▸ **DIRECTIVE**:
Locate all lines with the word "Disposition" and copy them out.

Begin STORED DATA

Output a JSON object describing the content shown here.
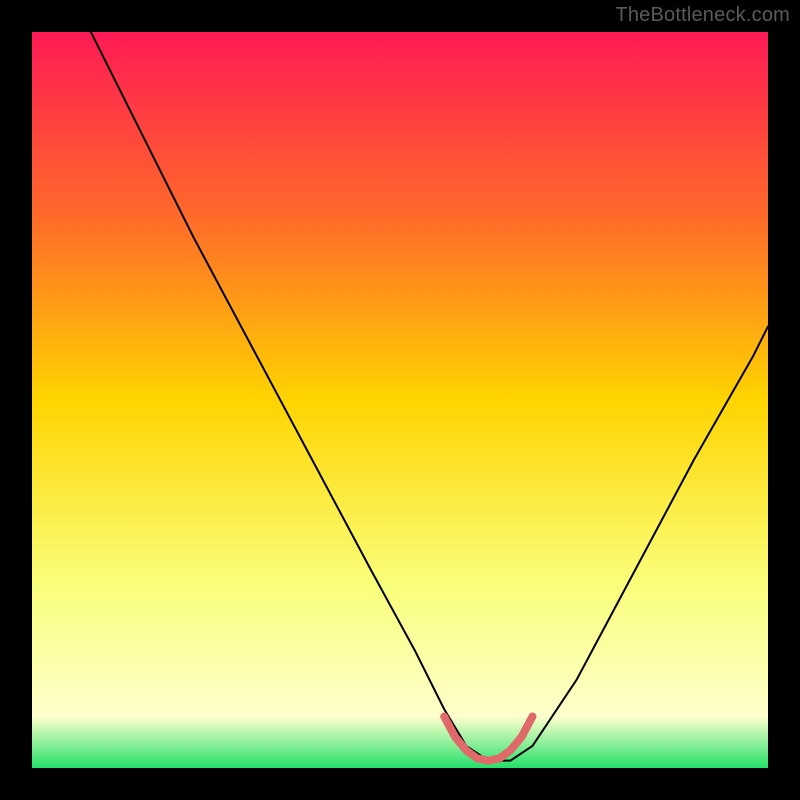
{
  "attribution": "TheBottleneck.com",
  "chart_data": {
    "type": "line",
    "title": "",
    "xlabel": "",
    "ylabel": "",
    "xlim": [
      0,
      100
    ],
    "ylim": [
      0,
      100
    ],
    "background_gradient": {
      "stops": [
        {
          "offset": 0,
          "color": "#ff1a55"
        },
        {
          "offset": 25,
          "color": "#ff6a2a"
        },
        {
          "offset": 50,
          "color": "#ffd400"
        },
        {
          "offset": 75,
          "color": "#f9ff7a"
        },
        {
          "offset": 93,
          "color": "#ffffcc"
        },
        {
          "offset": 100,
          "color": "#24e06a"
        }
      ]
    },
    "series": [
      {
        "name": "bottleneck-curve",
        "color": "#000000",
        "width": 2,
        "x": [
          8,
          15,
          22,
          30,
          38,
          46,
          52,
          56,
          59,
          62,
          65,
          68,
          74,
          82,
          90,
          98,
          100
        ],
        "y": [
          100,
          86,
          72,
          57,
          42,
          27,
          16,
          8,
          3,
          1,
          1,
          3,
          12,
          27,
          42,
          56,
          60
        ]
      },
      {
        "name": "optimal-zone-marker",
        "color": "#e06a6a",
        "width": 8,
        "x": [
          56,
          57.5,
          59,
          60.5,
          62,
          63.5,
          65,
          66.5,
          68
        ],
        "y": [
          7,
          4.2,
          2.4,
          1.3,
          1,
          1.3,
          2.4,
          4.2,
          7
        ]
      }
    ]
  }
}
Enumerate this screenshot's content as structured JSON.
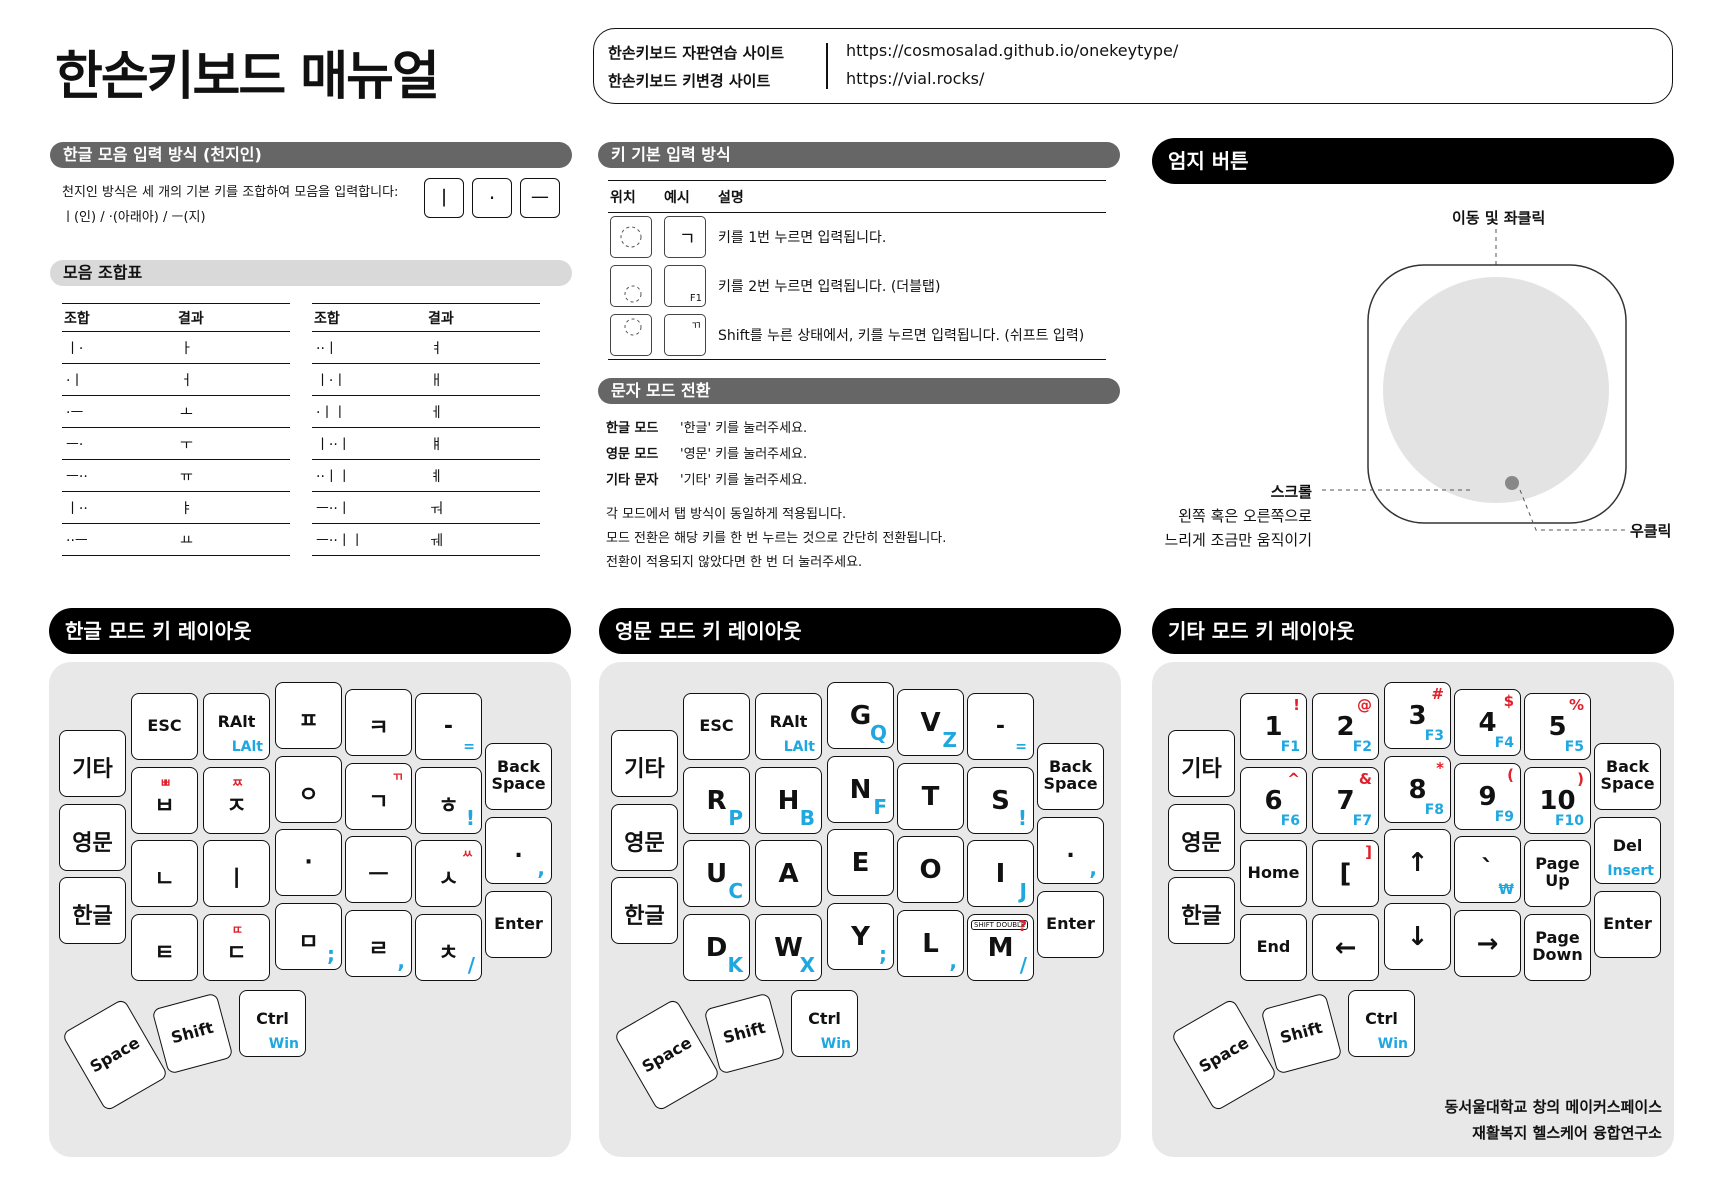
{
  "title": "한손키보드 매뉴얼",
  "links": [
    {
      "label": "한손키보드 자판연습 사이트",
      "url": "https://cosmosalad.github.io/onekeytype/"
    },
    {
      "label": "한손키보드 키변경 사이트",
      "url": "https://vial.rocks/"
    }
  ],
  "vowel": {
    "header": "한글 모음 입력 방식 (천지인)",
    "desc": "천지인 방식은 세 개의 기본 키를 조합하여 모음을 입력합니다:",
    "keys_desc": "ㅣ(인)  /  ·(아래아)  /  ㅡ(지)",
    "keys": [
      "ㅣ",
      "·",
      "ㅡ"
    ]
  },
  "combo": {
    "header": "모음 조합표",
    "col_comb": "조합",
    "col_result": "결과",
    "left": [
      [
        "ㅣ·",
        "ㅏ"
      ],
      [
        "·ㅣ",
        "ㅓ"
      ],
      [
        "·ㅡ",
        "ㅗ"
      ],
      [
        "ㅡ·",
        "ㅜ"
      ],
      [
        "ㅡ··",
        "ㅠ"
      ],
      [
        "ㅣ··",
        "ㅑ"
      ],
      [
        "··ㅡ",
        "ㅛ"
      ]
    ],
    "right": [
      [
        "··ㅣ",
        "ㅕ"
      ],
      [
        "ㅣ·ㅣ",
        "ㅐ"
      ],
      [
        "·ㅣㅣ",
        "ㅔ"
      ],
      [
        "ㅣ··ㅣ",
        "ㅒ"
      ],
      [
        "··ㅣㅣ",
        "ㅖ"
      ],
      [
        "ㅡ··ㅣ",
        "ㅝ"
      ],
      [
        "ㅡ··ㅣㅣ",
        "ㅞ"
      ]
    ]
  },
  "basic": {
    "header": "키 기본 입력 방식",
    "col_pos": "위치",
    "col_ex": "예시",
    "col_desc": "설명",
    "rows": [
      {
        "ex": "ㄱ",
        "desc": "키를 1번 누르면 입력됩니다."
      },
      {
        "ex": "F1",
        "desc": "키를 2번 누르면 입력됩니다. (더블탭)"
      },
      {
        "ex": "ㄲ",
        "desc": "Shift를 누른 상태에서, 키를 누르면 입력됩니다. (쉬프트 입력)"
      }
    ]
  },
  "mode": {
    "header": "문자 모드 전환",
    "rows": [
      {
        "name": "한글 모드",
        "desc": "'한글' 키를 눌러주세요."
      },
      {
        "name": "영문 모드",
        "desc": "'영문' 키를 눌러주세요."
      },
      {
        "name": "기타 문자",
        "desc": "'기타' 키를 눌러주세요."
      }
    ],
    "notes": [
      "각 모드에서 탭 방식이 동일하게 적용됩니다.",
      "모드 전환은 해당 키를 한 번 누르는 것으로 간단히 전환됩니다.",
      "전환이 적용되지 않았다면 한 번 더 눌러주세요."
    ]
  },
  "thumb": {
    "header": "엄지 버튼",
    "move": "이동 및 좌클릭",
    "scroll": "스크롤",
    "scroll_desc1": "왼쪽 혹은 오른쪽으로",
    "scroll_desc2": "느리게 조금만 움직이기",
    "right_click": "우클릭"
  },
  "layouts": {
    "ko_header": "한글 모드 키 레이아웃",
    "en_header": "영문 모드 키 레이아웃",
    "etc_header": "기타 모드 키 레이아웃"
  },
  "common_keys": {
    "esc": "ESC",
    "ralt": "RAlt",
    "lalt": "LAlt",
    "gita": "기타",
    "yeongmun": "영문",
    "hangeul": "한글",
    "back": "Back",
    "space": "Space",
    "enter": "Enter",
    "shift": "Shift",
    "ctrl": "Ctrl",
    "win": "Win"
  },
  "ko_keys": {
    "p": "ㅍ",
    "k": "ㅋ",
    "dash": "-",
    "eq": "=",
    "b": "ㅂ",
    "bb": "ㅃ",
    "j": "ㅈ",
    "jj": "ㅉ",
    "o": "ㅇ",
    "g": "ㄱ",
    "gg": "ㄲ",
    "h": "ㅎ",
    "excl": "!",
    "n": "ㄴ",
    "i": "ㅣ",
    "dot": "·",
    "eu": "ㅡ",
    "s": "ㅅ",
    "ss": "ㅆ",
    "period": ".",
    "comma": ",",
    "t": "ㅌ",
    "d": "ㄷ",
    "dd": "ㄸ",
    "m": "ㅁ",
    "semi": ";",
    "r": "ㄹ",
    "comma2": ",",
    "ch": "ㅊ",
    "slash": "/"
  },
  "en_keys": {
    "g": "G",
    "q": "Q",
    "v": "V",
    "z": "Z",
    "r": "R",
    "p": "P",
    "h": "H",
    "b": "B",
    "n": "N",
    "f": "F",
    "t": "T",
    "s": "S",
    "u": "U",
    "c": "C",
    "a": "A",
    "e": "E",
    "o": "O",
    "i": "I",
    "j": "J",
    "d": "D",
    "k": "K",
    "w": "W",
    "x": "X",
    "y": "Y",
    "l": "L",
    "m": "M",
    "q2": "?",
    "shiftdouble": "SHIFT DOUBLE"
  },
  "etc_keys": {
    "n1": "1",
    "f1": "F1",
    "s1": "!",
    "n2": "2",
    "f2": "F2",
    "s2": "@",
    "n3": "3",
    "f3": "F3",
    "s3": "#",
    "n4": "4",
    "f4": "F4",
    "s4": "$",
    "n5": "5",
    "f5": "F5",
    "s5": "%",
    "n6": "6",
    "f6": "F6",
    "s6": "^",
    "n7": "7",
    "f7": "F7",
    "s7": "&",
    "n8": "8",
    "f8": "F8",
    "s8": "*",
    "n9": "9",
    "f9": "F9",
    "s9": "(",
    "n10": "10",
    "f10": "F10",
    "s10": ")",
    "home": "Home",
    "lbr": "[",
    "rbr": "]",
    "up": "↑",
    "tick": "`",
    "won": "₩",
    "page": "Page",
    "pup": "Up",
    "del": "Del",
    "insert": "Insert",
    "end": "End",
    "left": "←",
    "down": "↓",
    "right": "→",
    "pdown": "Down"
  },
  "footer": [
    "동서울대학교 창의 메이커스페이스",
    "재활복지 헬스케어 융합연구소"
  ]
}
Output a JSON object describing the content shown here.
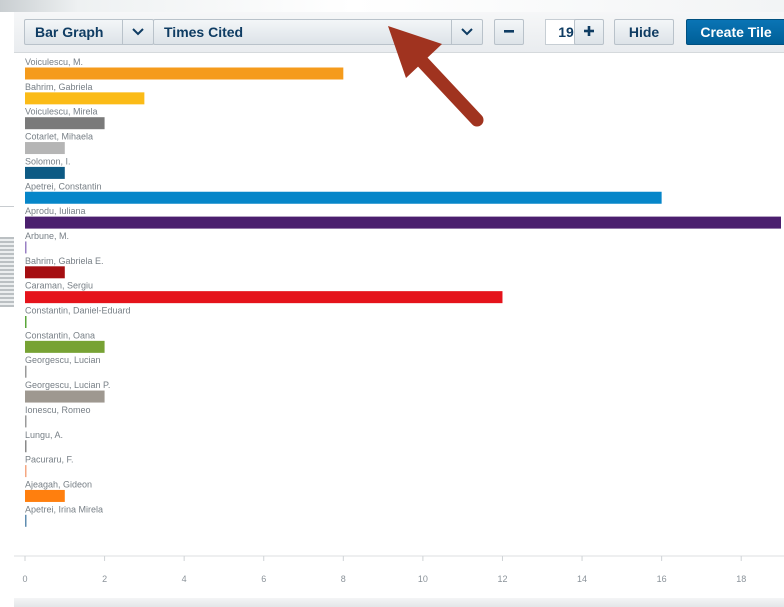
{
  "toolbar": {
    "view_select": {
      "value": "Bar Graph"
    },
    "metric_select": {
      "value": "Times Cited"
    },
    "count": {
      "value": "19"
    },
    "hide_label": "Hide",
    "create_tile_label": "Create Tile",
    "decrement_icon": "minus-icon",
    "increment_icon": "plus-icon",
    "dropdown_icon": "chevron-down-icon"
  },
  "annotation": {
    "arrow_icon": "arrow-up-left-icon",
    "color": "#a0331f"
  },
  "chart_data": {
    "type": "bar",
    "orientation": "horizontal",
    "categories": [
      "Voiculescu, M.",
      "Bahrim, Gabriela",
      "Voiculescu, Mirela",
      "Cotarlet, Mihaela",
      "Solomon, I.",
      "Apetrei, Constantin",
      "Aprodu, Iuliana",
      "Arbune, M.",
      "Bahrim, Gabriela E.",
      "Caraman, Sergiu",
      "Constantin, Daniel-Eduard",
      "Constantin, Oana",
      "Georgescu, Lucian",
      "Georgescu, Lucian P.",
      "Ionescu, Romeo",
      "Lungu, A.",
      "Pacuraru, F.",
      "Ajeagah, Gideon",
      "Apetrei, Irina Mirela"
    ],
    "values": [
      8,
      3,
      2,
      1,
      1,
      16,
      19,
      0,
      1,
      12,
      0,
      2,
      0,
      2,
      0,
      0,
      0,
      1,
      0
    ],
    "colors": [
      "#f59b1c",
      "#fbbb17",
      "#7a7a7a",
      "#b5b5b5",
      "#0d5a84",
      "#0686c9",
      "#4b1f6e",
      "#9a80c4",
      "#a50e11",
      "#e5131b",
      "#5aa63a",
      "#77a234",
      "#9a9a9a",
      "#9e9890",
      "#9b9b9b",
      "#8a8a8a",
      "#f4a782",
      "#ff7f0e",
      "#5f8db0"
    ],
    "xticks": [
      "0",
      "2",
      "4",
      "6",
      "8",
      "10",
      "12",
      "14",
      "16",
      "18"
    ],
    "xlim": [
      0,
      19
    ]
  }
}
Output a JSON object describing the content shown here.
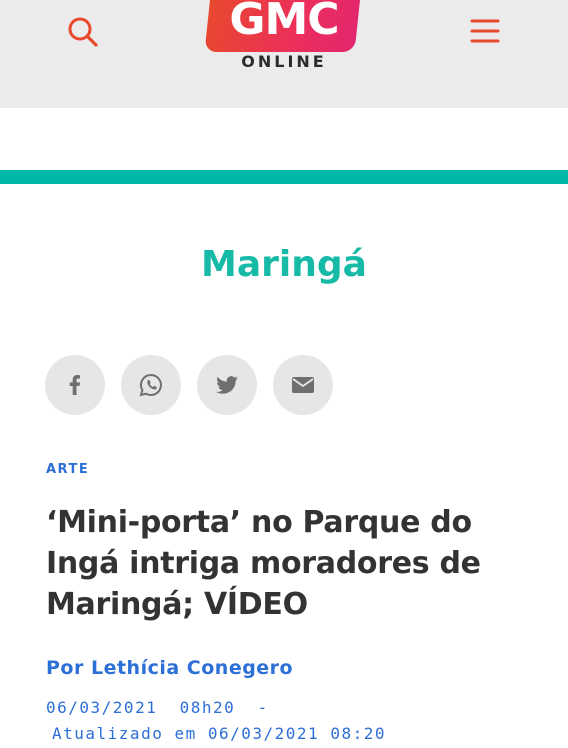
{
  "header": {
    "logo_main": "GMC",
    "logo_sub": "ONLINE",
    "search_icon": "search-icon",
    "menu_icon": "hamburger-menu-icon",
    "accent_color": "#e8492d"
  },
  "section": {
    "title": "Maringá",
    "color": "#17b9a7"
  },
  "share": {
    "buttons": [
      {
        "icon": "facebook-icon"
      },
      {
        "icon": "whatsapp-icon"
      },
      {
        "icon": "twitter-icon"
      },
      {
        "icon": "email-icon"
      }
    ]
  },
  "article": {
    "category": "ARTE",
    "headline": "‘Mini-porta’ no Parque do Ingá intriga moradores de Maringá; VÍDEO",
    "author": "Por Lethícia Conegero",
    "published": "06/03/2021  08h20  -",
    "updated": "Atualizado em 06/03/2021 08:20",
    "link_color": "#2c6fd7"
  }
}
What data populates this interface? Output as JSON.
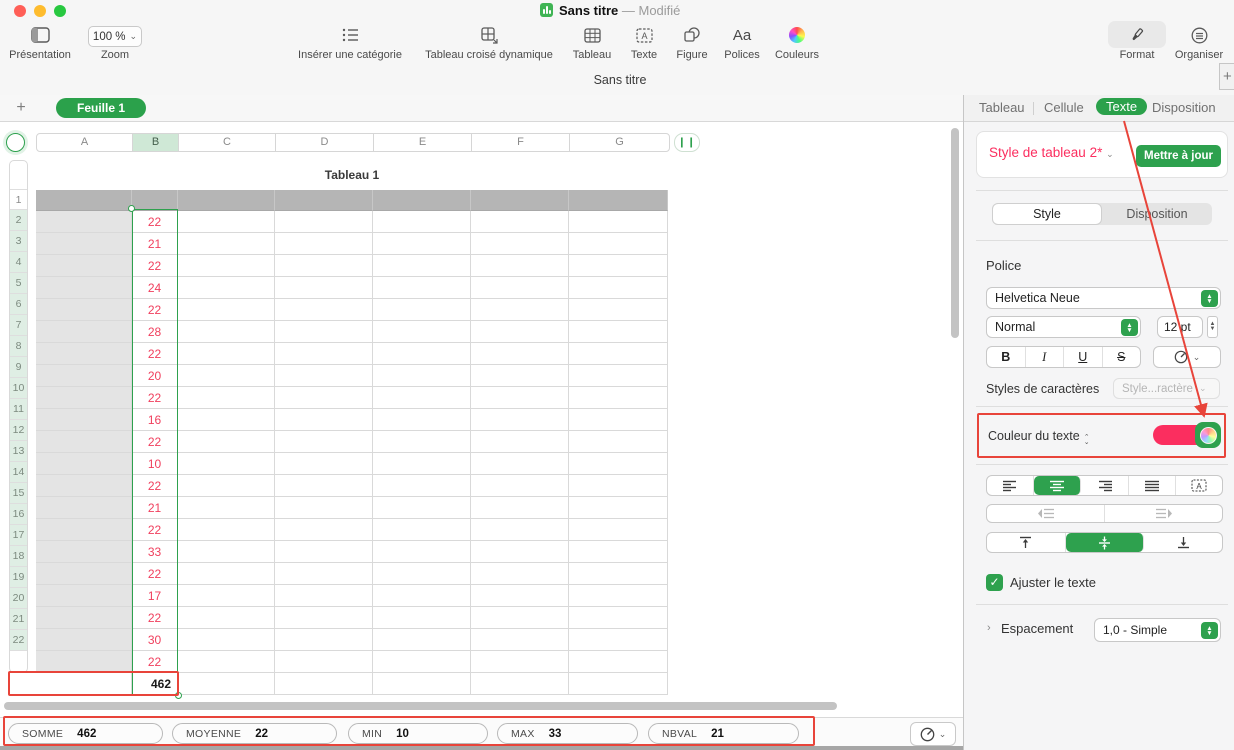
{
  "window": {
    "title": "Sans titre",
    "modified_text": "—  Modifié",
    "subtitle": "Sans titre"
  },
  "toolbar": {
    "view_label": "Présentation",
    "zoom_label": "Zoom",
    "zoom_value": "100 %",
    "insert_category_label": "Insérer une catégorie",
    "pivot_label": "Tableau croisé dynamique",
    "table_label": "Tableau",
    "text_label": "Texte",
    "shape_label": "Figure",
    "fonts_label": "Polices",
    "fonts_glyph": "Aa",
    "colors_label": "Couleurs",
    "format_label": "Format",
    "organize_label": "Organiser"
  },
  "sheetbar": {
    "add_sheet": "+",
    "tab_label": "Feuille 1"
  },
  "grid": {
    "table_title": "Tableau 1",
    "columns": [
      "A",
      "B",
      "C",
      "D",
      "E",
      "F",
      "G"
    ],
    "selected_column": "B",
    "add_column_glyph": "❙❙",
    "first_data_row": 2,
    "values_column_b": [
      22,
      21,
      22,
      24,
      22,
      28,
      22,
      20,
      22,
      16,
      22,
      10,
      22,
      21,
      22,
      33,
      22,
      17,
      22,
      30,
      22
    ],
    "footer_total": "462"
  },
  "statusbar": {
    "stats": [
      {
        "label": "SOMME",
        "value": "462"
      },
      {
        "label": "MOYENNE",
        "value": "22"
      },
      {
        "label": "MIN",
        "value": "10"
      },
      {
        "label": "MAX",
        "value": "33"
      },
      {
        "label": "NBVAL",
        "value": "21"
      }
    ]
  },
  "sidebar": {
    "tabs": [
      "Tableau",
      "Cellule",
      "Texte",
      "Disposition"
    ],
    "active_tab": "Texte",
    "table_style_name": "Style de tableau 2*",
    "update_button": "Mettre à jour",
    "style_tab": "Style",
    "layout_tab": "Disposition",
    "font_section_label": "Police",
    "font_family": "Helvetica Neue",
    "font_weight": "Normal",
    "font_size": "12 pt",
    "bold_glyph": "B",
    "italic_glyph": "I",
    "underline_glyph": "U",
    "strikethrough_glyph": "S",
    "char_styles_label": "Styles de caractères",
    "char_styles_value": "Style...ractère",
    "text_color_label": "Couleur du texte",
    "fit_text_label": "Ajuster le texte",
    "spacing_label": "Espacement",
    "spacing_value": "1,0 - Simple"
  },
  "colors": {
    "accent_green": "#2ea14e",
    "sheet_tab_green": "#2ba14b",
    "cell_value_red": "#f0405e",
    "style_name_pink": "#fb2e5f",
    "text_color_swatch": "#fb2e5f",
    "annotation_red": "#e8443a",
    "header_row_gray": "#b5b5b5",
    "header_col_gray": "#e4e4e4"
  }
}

End STORED DATA

▸ **COMPLETE OUTPUT**:
      "Disposition"
    "layout_tab": "Disposition",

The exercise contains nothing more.